-- DATA TO PROCESS --
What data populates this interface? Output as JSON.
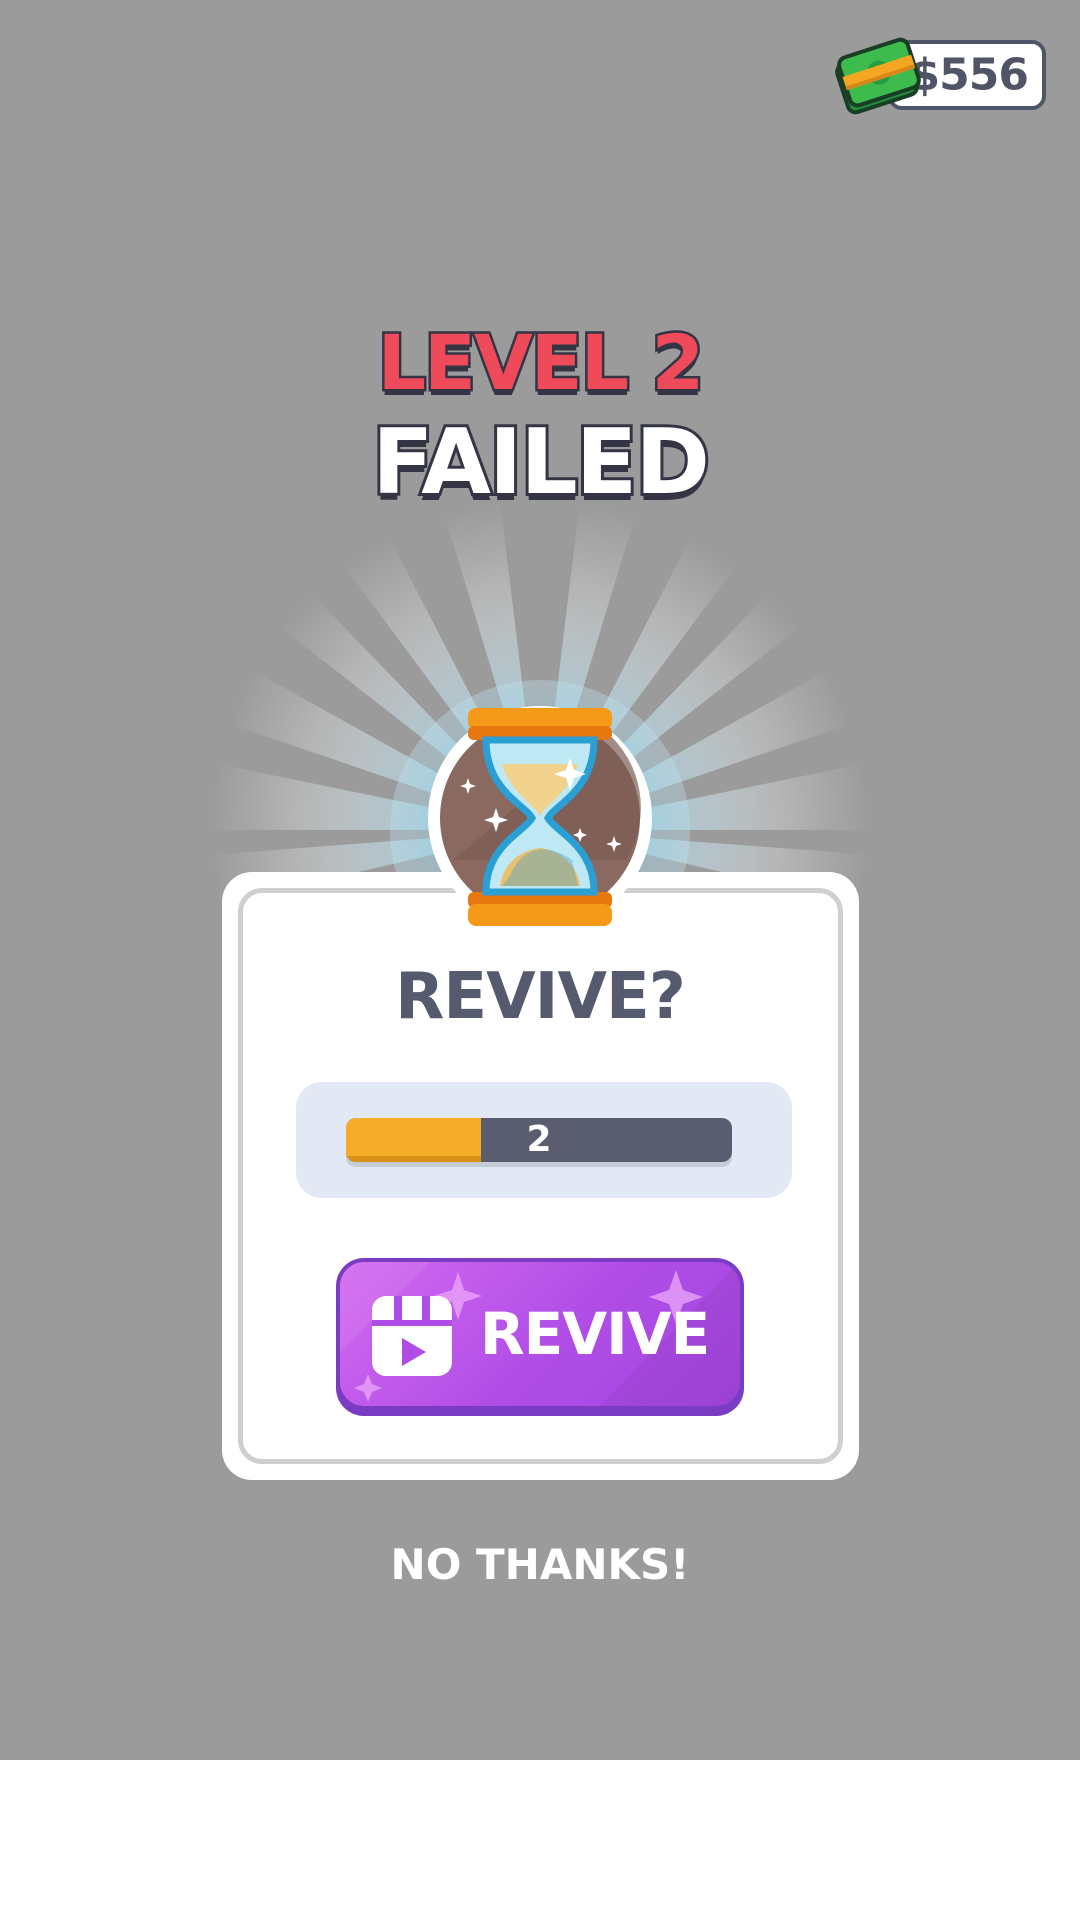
{
  "currency": {
    "value": "$556",
    "icon": "cash-stack-icon"
  },
  "title": {
    "level": "LEVEL 2",
    "status": "FAILED"
  },
  "dialog": {
    "question": "REVIVE?",
    "timer": {
      "count": "2",
      "progress_fraction": 0.35
    },
    "revive_button": {
      "label": "REVIVE",
      "icon": "video-ad-icon"
    },
    "hero_icon": "hourglass-icon"
  },
  "footer": {
    "no_thanks": "NO THANKS!"
  },
  "colors": {
    "background": "#9b9b9b",
    "level_red": "#ef4a5a",
    "button_purple": "#b04de6",
    "timer_orange": "#f5ac29",
    "timer_track": "#5a5d6f",
    "text_dark": "#555a6e"
  }
}
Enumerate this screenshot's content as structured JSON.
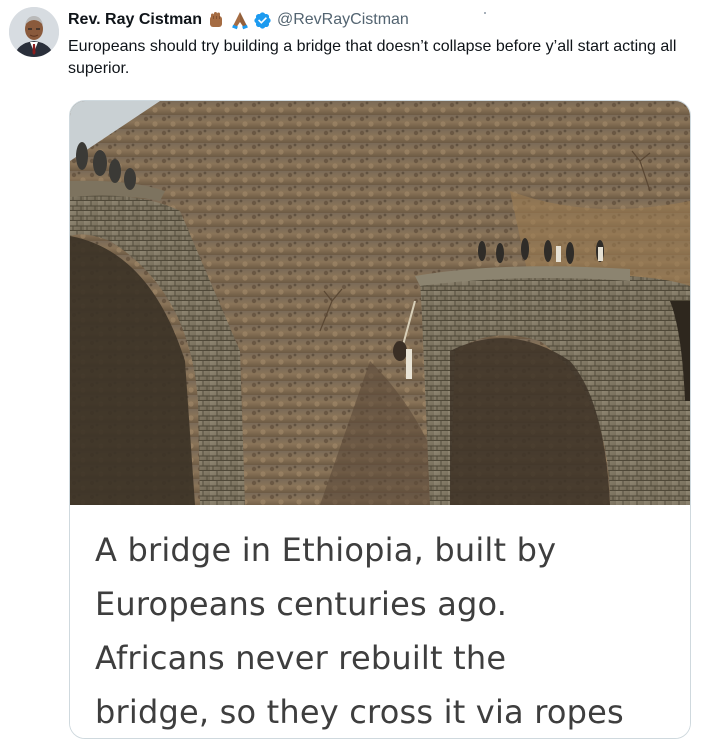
{
  "author": {
    "display_name": "Rev. Ray Cistman",
    "handle": "@RevRayCistman",
    "emojis": [
      "raised-fist-icon",
      "folded-hands-icon"
    ],
    "verified": true
  },
  "tweet": {
    "text": "Europeans should try building a bridge that doesn’t collapse before y’all start acting all superior."
  },
  "media": {
    "caption_lines": [
      "A bridge in Ethiopia, built by",
      "Europeans centuries ago.",
      "Africans never rebuilt the",
      "bridge, so they cross it via ropes"
    ]
  },
  "colors": {
    "verified_blue": "#1d9bf0",
    "handle_gray": "#536471",
    "border": "#cfd9de"
  }
}
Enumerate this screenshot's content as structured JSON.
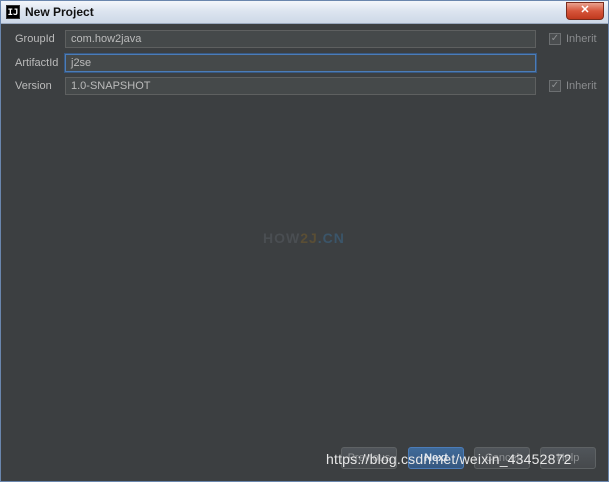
{
  "window": {
    "title": "New Project",
    "app_icon_text": "IJ",
    "close_label": "✕"
  },
  "form": {
    "group_id": {
      "label": "GroupId",
      "value": "com.how2java",
      "inherit_label": "Inherit",
      "inherit_checked": true
    },
    "artifact_id": {
      "label": "ArtifactId",
      "value": "j2se"
    },
    "version": {
      "label": "Version",
      "value": "1.0-SNAPSHOT",
      "inherit_label": "Inherit",
      "inherit_checked": true
    }
  },
  "watermark": {
    "part1": "HOW",
    "part2": "2J",
    "part3": ".CN"
  },
  "buttons": {
    "previous": "Previous",
    "next": "Next",
    "cancel": "Cancel",
    "help": "Help"
  },
  "credit_text": "https://blog.csdn.net/weixin_43452872",
  "colors": {
    "background": "#3c3f41",
    "field_background": "#45494a",
    "focus_border": "#4b7cb8",
    "text": "#bbbbbb"
  }
}
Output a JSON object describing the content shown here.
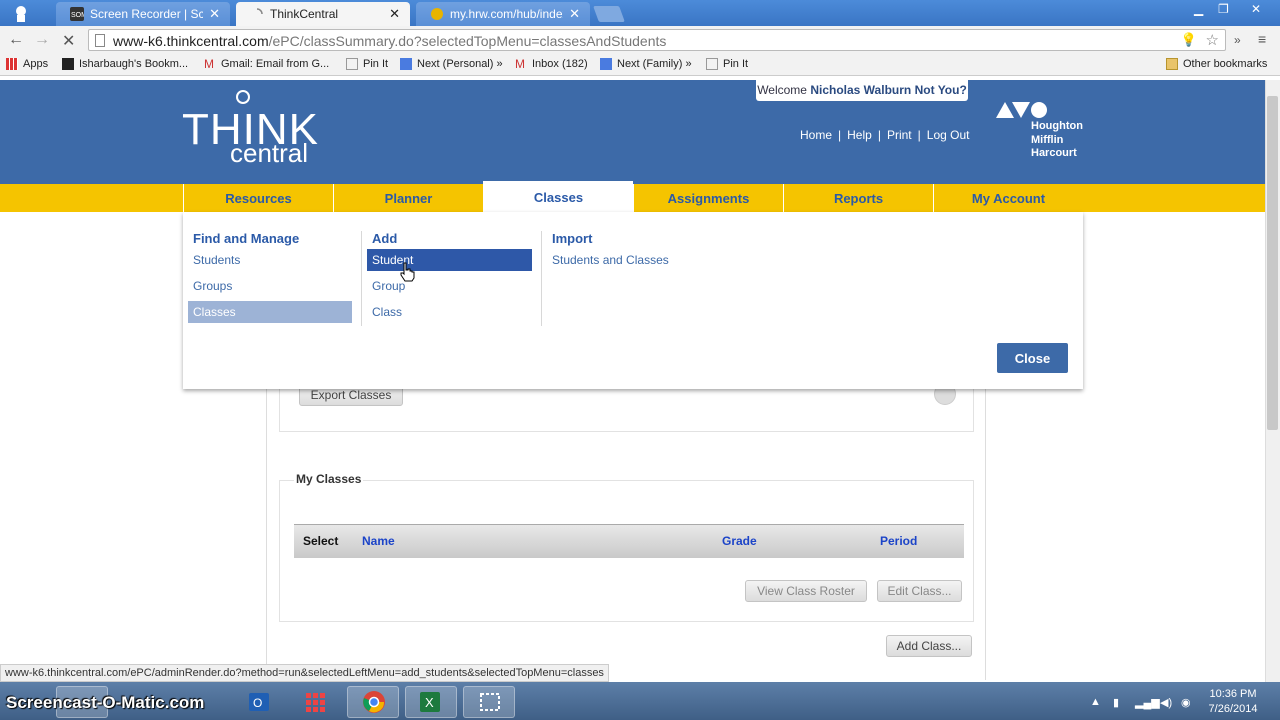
{
  "browser": {
    "tabs": [
      {
        "label": "Screen Recorder | Screenc",
        "active": false
      },
      {
        "label": "ThinkCentral",
        "active": true
      },
      {
        "label": "my.hrw.com/hub/index.js",
        "active": false
      }
    ],
    "url_host": "www-k6.thinkcentral.com",
    "url_path": "/ePC/classSummary.do?selectedTopMenu=classesAndStudents",
    "bookmarks": [
      {
        "label": "Apps"
      },
      {
        "label": "Isharbaugh's Bookm..."
      },
      {
        "label": "Gmail: Email from G..."
      },
      {
        "label": "Pin It"
      },
      {
        "label": "Next (Personal) »"
      },
      {
        "label": "Inbox (182)"
      },
      {
        "label": "Next (Family) »"
      },
      {
        "label": "Pin It"
      }
    ],
    "other_bookmarks": "Other bookmarks",
    "status_url": "www-k6.thinkcentral.com/ePC/adminRender.do?method=run&selectedLeftMenu=add_students&selectedTopMenu=classes"
  },
  "header": {
    "logo_think": "THINK",
    "logo_central": "central",
    "welcome_prefix": "Welcome",
    "user_name": "Nicholas Walburn",
    "not_you": "Not You?",
    "links": [
      "Home",
      "Help",
      "Print",
      "Log Out"
    ],
    "publisher_lines": [
      "Houghton",
      "Mifflin",
      "Harcourt"
    ]
  },
  "nav": {
    "items": [
      "Resources",
      "Planner",
      "Classes",
      "Assignments",
      "Reports",
      "My Account"
    ],
    "active": "Classes"
  },
  "dropdown": {
    "find_manage": {
      "heading": "Find and Manage",
      "items": [
        "Students",
        "Groups",
        "Classes"
      ],
      "selected": "Classes"
    },
    "add": {
      "heading": "Add",
      "items": [
        "Student",
        "Group",
        "Class"
      ],
      "hovered": "Student"
    },
    "import": {
      "heading": "Import",
      "items": [
        "Students and Classes"
      ]
    },
    "close_label": "Close"
  },
  "content": {
    "export_classes": "Export Classes",
    "my_classes_label": "My Classes",
    "table_headers": [
      "Select",
      "Name",
      "Grade",
      "Period"
    ],
    "view_roster": "View Class Roster",
    "edit_class": "Edit Class...",
    "add_class": "Add Class..."
  },
  "taskbar": {
    "watermark": "Screencast-O-Matic.com",
    "time": "10:36 PM",
    "date": "7/26/2014"
  }
}
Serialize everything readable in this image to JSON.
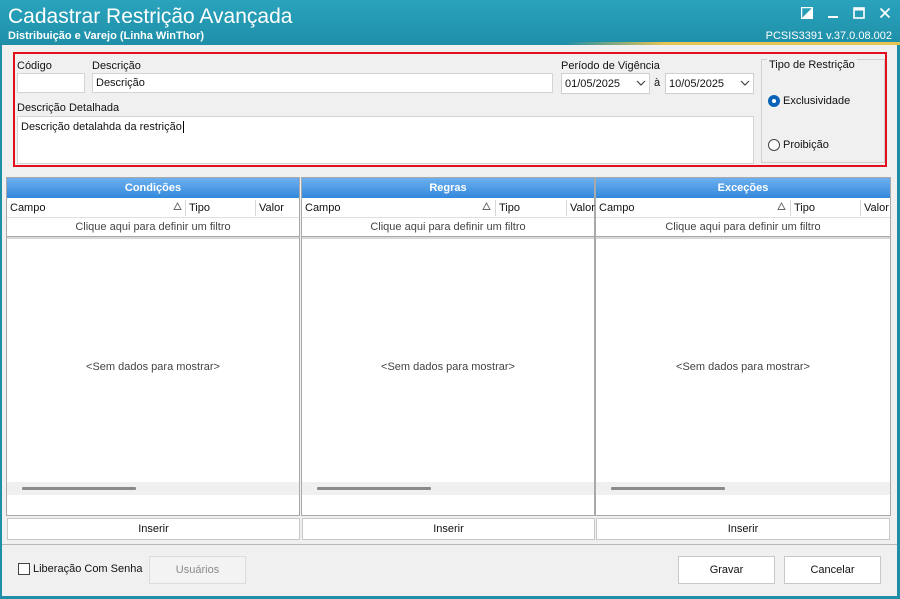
{
  "window": {
    "title": "Cadastrar Restrição Avançada",
    "subtitle": "Distribuição e Varejo (Linha WinThor)",
    "version": "PCSIS3391  v.37.0.08.002",
    "accent_color": "#1f8fa8"
  },
  "header": {
    "codigo_label": "Código",
    "codigo_value": "",
    "descricao_label": "Descrição",
    "descricao_value": "Descrição",
    "periodo_label": "Período de Vigência",
    "periodo_de": "01/05/2025",
    "periodo_sep": "à",
    "periodo_ate": "10/05/2025",
    "detalhada_label": "Descrição Detalhada",
    "detalhada_value": "Descrição detalahda da restrição",
    "tipo_label": "Tipo de Restrição",
    "tipo_options": [
      "Exclusividade",
      "Proibição"
    ],
    "tipo_selected": "Exclusividade",
    "highlight_color": "#e0101e"
  },
  "panels": [
    {
      "title": "Condições",
      "columns": [
        "Campo",
        "Tipo",
        "Valor"
      ],
      "filter_text": "Clique aqui para definir um filtro",
      "empty_text": "<Sem dados para mostrar>",
      "button": "Inserir"
    },
    {
      "title": "Regras",
      "columns": [
        "Campo",
        "Tipo",
        "Valor"
      ],
      "filter_text": "Clique aqui para definir um filtro",
      "empty_text": "<Sem dados para mostrar>",
      "button": "Inserir"
    },
    {
      "title": "Exceções",
      "columns": [
        "Campo",
        "Tipo",
        "Valor"
      ],
      "filter_text": "Clique aqui para definir um filtro",
      "empty_text": "<Sem dados para mostrar>",
      "button": "Inserir"
    }
  ],
  "footer": {
    "liberacao_label": "Liberação Com Senha",
    "usuarios_label": "Usuários",
    "gravar_label": "Gravar",
    "cancelar_label": "Cancelar"
  }
}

-- TASK TO CARRY OUT --
Exactly how many lines of the material contain the word "content"? Write the number alone.

-- RESPONSE TO THE TASK --
4